TASK DETAILS – Check each line of the material. Copy those containing "during".

DATA TO PROCESS –
○ ○ ○ ○

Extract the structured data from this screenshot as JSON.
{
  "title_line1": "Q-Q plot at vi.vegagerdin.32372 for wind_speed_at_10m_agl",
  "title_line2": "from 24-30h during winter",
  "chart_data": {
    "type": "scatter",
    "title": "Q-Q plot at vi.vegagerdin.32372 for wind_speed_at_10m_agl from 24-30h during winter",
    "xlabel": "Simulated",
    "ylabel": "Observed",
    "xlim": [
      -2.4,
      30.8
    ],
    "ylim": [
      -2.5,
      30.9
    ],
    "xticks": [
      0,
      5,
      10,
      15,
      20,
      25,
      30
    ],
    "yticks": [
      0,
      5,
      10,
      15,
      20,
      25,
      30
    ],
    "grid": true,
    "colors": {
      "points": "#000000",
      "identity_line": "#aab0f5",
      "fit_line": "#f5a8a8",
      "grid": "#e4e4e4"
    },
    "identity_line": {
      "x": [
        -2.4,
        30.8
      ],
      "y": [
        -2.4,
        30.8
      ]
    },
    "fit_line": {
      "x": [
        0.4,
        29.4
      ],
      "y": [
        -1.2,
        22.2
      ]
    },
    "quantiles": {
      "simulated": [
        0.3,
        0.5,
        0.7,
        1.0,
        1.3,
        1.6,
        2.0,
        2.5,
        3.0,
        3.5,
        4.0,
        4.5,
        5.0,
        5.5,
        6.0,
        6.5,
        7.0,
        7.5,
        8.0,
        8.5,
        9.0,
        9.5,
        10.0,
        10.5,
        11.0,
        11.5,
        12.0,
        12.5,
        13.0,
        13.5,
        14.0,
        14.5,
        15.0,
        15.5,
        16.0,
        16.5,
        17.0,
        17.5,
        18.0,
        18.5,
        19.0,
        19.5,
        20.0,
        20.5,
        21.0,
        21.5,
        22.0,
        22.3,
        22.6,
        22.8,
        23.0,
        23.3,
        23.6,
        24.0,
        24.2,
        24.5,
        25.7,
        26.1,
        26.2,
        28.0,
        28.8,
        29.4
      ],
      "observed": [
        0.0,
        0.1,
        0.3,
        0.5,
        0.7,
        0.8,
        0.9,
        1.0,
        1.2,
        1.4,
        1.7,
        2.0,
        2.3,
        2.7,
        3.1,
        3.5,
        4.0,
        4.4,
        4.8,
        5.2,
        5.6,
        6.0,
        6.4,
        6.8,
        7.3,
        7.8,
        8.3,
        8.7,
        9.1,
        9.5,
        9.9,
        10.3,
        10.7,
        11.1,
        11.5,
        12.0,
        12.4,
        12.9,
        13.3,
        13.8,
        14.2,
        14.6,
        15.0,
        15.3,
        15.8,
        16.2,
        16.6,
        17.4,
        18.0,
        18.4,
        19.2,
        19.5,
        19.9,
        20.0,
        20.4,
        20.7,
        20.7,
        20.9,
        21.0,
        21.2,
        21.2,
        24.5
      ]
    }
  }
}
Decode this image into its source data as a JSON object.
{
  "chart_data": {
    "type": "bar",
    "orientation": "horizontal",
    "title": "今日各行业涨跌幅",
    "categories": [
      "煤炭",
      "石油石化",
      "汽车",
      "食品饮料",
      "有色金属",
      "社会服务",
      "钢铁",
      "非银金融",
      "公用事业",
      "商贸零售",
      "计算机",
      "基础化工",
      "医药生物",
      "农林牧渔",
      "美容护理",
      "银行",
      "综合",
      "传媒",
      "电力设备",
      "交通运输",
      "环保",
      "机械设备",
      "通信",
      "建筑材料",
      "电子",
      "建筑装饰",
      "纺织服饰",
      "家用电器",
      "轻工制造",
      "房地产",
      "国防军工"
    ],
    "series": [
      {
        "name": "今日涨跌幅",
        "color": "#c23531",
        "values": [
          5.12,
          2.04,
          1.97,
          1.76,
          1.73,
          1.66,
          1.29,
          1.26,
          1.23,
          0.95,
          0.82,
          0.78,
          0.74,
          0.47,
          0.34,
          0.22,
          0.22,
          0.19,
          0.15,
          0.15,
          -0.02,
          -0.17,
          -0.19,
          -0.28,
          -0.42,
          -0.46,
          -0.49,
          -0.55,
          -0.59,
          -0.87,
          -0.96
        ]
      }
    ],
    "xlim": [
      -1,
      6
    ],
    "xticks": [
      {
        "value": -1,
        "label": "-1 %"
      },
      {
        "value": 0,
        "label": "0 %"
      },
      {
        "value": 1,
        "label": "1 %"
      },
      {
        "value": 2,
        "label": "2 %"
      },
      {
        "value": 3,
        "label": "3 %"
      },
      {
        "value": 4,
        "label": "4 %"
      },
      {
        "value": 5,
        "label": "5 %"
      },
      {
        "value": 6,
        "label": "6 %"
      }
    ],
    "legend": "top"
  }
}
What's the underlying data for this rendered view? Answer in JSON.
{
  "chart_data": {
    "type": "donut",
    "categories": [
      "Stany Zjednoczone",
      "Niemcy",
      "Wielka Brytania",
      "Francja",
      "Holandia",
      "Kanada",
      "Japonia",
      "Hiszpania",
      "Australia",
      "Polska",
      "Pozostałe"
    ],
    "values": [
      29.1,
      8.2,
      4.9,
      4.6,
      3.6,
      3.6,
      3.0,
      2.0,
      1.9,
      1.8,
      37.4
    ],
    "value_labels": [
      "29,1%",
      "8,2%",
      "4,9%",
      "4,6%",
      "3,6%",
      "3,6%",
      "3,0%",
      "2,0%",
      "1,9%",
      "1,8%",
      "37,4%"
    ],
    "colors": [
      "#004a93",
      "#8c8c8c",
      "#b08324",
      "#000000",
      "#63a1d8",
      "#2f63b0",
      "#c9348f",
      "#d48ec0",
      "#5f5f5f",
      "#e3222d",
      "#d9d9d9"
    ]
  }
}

○ ○ ○ ○

ANSWER BELOW –
  "title_line2": "from 24-30h during winter",
    "title": "Q-Q plot at vi.vegagerdin.32372 for wind_speed_at_10m_agl from 24-30h during winter",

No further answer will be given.